— Supplied entries —
++++++++

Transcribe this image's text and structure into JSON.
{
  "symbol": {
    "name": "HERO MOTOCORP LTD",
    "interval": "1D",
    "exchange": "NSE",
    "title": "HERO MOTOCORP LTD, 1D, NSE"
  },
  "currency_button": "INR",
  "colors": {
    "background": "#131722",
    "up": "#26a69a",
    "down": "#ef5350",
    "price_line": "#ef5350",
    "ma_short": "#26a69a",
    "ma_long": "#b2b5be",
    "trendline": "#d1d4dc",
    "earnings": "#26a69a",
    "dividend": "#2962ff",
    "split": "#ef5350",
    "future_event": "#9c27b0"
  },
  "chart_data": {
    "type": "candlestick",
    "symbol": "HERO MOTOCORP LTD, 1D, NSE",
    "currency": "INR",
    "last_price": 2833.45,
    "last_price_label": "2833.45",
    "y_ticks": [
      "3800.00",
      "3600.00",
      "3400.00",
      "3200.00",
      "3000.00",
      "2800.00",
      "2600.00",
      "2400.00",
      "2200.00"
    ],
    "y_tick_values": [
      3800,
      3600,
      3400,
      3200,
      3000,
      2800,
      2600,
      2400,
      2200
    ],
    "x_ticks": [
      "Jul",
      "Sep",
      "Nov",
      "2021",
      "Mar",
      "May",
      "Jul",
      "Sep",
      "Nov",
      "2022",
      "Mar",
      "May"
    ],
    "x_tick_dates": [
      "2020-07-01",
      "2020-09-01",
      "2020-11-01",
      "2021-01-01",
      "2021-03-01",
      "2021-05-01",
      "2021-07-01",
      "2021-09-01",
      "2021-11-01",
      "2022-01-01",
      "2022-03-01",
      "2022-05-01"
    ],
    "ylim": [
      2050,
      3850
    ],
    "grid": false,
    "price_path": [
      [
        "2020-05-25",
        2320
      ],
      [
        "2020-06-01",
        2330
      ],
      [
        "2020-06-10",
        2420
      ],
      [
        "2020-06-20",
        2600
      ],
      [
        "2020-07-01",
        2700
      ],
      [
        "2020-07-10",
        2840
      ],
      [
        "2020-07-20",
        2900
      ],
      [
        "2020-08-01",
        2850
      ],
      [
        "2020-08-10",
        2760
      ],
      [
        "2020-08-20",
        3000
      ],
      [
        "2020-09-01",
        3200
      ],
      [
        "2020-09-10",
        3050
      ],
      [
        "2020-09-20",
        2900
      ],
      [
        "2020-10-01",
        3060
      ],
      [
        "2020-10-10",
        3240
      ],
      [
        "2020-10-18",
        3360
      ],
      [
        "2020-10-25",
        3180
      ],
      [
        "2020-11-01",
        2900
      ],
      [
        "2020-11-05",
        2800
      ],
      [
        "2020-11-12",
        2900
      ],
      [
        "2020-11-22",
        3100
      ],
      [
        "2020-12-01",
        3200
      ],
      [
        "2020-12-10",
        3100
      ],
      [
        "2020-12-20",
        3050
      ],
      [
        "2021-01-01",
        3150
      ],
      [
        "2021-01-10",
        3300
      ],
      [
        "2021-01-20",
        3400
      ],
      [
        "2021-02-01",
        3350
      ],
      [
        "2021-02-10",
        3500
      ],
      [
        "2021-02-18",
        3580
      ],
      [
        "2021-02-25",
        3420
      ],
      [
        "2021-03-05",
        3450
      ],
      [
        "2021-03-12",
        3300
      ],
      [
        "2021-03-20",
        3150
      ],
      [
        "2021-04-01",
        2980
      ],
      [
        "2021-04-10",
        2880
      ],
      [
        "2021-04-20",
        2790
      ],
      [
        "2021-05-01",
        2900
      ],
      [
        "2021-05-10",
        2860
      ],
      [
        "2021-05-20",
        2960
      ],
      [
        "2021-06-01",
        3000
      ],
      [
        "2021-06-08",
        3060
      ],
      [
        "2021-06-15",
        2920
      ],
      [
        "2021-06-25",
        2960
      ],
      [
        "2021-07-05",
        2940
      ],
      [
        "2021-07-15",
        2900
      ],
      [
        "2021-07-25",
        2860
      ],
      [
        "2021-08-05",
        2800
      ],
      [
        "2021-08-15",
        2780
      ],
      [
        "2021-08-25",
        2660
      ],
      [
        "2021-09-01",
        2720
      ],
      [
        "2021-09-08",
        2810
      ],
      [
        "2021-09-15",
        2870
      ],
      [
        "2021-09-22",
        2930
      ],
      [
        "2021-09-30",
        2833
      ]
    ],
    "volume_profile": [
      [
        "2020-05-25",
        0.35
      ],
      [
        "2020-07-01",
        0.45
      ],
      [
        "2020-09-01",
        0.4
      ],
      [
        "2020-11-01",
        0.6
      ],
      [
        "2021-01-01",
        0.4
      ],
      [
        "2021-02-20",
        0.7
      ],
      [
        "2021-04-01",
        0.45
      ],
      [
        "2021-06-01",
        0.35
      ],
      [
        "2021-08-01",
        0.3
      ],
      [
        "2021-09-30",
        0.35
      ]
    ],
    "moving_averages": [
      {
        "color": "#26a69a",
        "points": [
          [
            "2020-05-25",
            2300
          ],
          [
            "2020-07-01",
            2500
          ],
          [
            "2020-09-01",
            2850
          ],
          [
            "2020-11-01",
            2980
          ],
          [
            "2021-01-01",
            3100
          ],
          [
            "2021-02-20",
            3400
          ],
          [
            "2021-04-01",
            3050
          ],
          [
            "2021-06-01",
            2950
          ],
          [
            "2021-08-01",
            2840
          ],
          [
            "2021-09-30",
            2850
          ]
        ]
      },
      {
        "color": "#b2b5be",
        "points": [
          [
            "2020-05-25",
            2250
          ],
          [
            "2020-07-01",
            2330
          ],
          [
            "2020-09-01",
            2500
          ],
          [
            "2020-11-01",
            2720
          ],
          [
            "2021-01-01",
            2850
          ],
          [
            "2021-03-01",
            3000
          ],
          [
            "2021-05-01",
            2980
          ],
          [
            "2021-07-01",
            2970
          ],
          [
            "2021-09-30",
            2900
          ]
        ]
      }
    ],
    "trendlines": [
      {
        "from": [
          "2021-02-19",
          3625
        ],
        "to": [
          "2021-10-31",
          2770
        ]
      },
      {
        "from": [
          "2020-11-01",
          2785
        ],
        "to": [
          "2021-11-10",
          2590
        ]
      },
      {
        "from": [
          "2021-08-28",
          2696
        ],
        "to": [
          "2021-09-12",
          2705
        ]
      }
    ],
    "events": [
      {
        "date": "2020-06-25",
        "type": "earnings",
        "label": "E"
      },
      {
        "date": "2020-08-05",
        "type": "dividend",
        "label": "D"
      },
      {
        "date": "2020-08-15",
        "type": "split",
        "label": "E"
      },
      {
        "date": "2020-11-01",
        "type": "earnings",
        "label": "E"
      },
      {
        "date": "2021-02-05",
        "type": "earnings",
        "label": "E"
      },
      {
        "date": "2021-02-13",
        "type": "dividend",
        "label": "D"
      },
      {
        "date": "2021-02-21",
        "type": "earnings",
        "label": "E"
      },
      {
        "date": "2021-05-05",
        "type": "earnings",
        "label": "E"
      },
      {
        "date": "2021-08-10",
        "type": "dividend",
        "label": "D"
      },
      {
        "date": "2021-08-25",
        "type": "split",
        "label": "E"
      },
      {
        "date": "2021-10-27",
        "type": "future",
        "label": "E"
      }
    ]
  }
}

++++++++

— Set task —
Retype every entry above, word for word.

— Written response —
Transcribe this image's text and structure into JSON.
{
  "symbol": {
    "name": "HERO MOTOCORP LTD",
    "interval": "1D",
    "exchange": "NSE",
    "title": "HERO MOTOCORP LTD, 1D, NSE"
  },
  "currency_button": "INR",
  "colors": {
    "background": "#131722",
    "up": "#26a69a",
    "down": "#ef5350",
    "price_line": "#ef5350",
    "ma_short": "#26a69a",
    "ma_long": "#b2b5be",
    "trendline": "#d1d4dc",
    "earnings": "#26a69a",
    "dividend": "#2962ff",
    "split": "#ef5350",
    "future_event": "#9c27b0"
  },
  "chart_data": {
    "type": "candlestick",
    "symbol": "HERO MOTOCORP LTD, 1D, NSE",
    "currency": "INR",
    "last_price": 2833.45,
    "last_price_label": "2833.45",
    "y_ticks": [
      "3800.00",
      "3600.00",
      "3400.00",
      "3200.00",
      "3000.00",
      "2800.00",
      "2600.00",
      "2400.00",
      "2200.00"
    ],
    "y_tick_values": [
      3800,
      3600,
      3400,
      3200,
      3000,
      2800,
      2600,
      2400,
      2200
    ],
    "x_ticks": [
      "Jul",
      "Sep",
      "Nov",
      "2021",
      "Mar",
      "May",
      "Jul",
      "Sep",
      "Nov",
      "2022",
      "Mar",
      "May"
    ],
    "x_tick_dates": [
      "2020-07-01",
      "2020-09-01",
      "2020-11-01",
      "2021-01-01",
      "2021-03-01",
      "2021-05-01",
      "2021-07-01",
      "2021-09-01",
      "2021-11-01",
      "2022-01-01",
      "2022-03-01",
      "2022-05-01"
    ],
    "ylim": [
      2050,
      3850
    ],
    "grid": false,
    "price_path": [
      [
        "2020-05-25",
        2320
      ],
      [
        "2020-06-01",
        2330
      ],
      [
        "2020-06-10",
        2420
      ],
      [
        "2020-06-20",
        2600
      ],
      [
        "2020-07-01",
        2700
      ],
      [
        "2020-07-10",
        2840
      ],
      [
        "2020-07-20",
        2900
      ],
      [
        "2020-08-01",
        2850
      ],
      [
        "2020-08-10",
        2760
      ],
      [
        "2020-08-20",
        3000
      ],
      [
        "2020-09-01",
        3200
      ],
      [
        "2020-09-10",
        3050
      ],
      [
        "2020-09-20",
        2900
      ],
      [
        "2020-10-01",
        3060
      ],
      [
        "2020-10-10",
        3240
      ],
      [
        "2020-10-18",
        3360
      ],
      [
        "2020-10-25",
        3180
      ],
      [
        "2020-11-01",
        2900
      ],
      [
        "2020-11-05",
        2800
      ],
      [
        "2020-11-12",
        2900
      ],
      [
        "2020-11-22",
        3100
      ],
      [
        "2020-12-01",
        3200
      ],
      [
        "2020-12-10",
        3100
      ],
      [
        "2020-12-20",
        3050
      ],
      [
        "2021-01-01",
        3150
      ],
      [
        "2021-01-10",
        3300
      ],
      [
        "2021-01-20",
        3400
      ],
      [
        "2021-02-01",
        3350
      ],
      [
        "2021-02-10",
        3500
      ],
      [
        "2021-02-18",
        3580
      ],
      [
        "2021-02-25",
        3420
      ],
      [
        "2021-03-05",
        3450
      ],
      [
        "2021-03-12",
        3300
      ],
      [
        "2021-03-20",
        3150
      ],
      [
        "2021-04-01",
        2980
      ],
      [
        "2021-04-10",
        2880
      ],
      [
        "2021-04-20",
        2790
      ],
      [
        "2021-05-01",
        2900
      ],
      [
        "2021-05-10",
        2860
      ],
      [
        "2021-05-20",
        2960
      ],
      [
        "2021-06-01",
        3000
      ],
      [
        "2021-06-08",
        3060
      ],
      [
        "2021-06-15",
        2920
      ],
      [
        "2021-06-25",
        2960
      ],
      [
        "2021-07-05",
        2940
      ],
      [
        "2021-07-15",
        2900
      ],
      [
        "2021-07-25",
        2860
      ],
      [
        "2021-08-05",
        2800
      ],
      [
        "2021-08-15",
        2780
      ],
      [
        "2021-08-25",
        2660
      ],
      [
        "2021-09-01",
        2720
      ],
      [
        "2021-09-08",
        2810
      ],
      [
        "2021-09-15",
        2870
      ],
      [
        "2021-09-22",
        2930
      ],
      [
        "2021-09-30",
        2833
      ]
    ],
    "volume_profile": [
      [
        "2020-05-25",
        0.35
      ],
      [
        "2020-07-01",
        0.45
      ],
      [
        "2020-09-01",
        0.4
      ],
      [
        "2020-11-01",
        0.6
      ],
      [
        "2021-01-01",
        0.4
      ],
      [
        "2021-02-20",
        0.7
      ],
      [
        "2021-04-01",
        0.45
      ],
      [
        "2021-06-01",
        0.35
      ],
      [
        "2021-08-01",
        0.3
      ],
      [
        "2021-09-30",
        0.35
      ]
    ],
    "moving_averages": [
      {
        "color": "#26a69a",
        "points": [
          [
            "2020-05-25",
            2300
          ],
          [
            "2020-07-01",
            2500
          ],
          [
            "2020-09-01",
            2850
          ],
          [
            "2020-11-01",
            2980
          ],
          [
            "2021-01-01",
            3100
          ],
          [
            "2021-02-20",
            3400
          ],
          [
            "2021-04-01",
            3050
          ],
          [
            "2021-06-01",
            2950
          ],
          [
            "2021-08-01",
            2840
          ],
          [
            "2021-09-30",
            2850
          ]
        ]
      },
      {
        "color": "#b2b5be",
        "points": [
          [
            "2020-05-25",
            2250
          ],
          [
            "2020-07-01",
            2330
          ],
          [
            "2020-09-01",
            2500
          ],
          [
            "2020-11-01",
            2720
          ],
          [
            "2021-01-01",
            2850
          ],
          [
            "2021-03-01",
            3000
          ],
          [
            "2021-05-01",
            2980
          ],
          [
            "2021-07-01",
            2970
          ],
          [
            "2021-09-30",
            2900
          ]
        ]
      }
    ],
    "trendlines": [
      {
        "from": [
          "2021-02-19",
          3625
        ],
        "to": [
          "2021-10-31",
          2770
        ]
      },
      {
        "from": [
          "2020-11-01",
          2785
        ],
        "to": [
          "2021-11-10",
          2590
        ]
      },
      {
        "from": [
          "2021-08-28",
          2696
        ],
        "to": [
          "2021-09-12",
          2705
        ]
      }
    ],
    "events": [
      {
        "date": "2020-06-25",
        "type": "earnings",
        "label": "E"
      },
      {
        "date": "2020-08-05",
        "type": "dividend",
        "label": "D"
      },
      {
        "date": "2020-08-15",
        "type": "split",
        "label": "E"
      },
      {
        "date": "2020-11-01",
        "type": "earnings",
        "label": "E"
      },
      {
        "date": "2021-02-05",
        "type": "earnings",
        "label": "E"
      },
      {
        "date": "2021-02-13",
        "type": "dividend",
        "label": "D"
      },
      {
        "date": "2021-02-21",
        "type": "earnings",
        "label": "E"
      },
      {
        "date": "2021-05-05",
        "type": "earnings",
        "label": "E"
      },
      {
        "date": "2021-08-10",
        "type": "dividend",
        "label": "D"
      },
      {
        "date": "2021-08-25",
        "type": "split",
        "label": "E"
      },
      {
        "date": "2021-10-27",
        "type": "future",
        "label": "E"
      }
    ]
  }
}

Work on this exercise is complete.